__Stated exercise__
Locate the word "부산광역본부" in the data below, then copy every line that holds it.
Material provided start
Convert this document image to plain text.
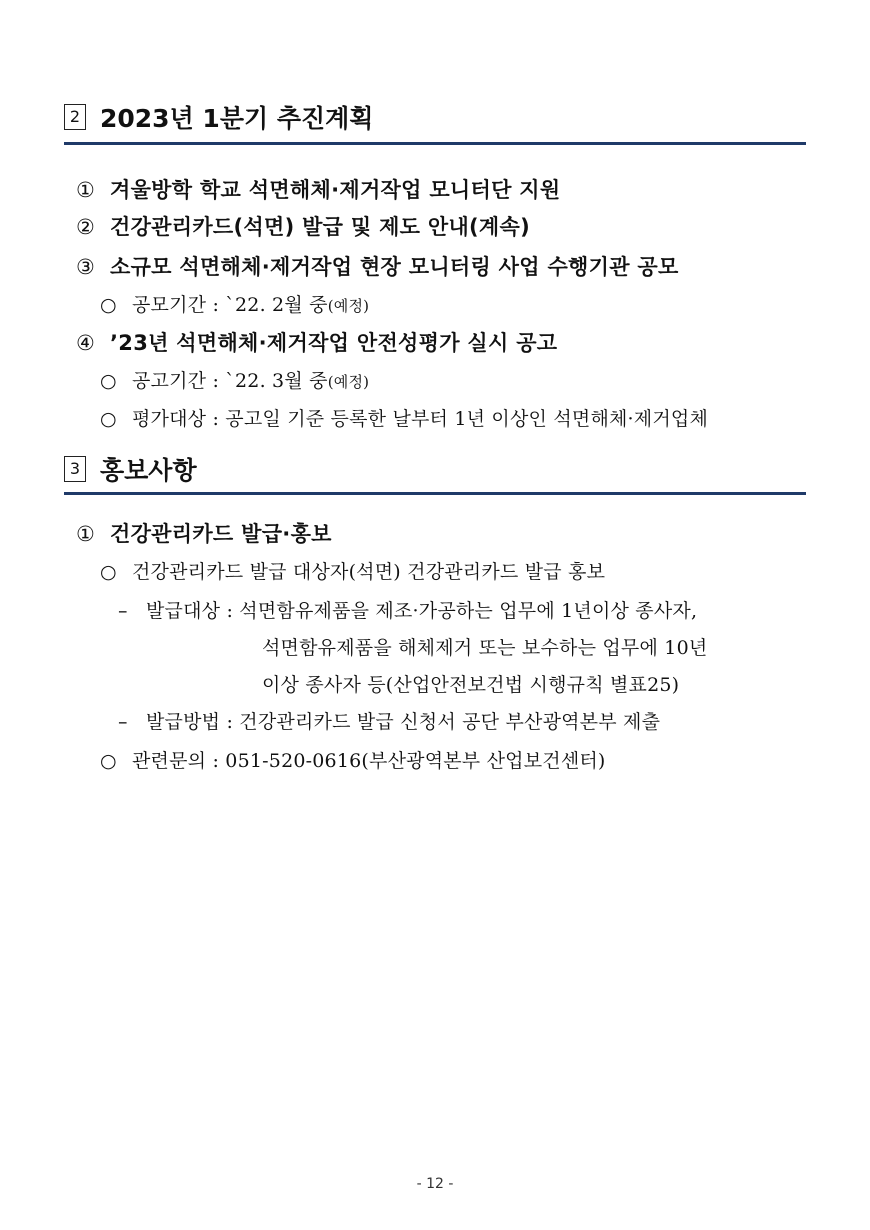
2 2023년 1분기 추진계획
① 겨울방학 학교 석면해체·제거작업 모니터단 지원
② 건강관리카드(석면) 발급 및 제도 안내(계속)
③ 소규모 석면해체·제거작업 현장 모니터링 사업 수행기관 공모
○ 공모기간 : `22. 2월 중(예정)
④ ’23년 석면해체·제거작업 안전성평가 실시 공고
○ 공고기간 : `22. 3월 중(예정)
○ 평가대상 : 공고일 기준 등록한 날부터 1년 이상인 석면해체·제거업체
3 홍보사항
① 건강관리카드 발급·홍보
○ 건강관리카드 발급 대상자(석면) 건강관리카드 발급 홍보
– 발급대상 : 석면함유제품을 제조·가공하는 업무에 1년이상 종사자,
석면함유제품을 해체제거 또는 보수하는 업무에 10년
이상 종사자 등(산업안전보건법 시행규칙 별표25)
– 발급방법 : 건강관리카드 발급 신청서 공단 부산광역본부 제출
○ 관련문의 : 051-520-0616(부산광역본부 산업보건센터)
- 12 -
Material provided end
__In response__
– 발급방법 : 건강관리카드 발급 신청서 공단 부산광역본부 제출
○ 관련문의 : 051-520-0616(부산광역본부 산업보건센터)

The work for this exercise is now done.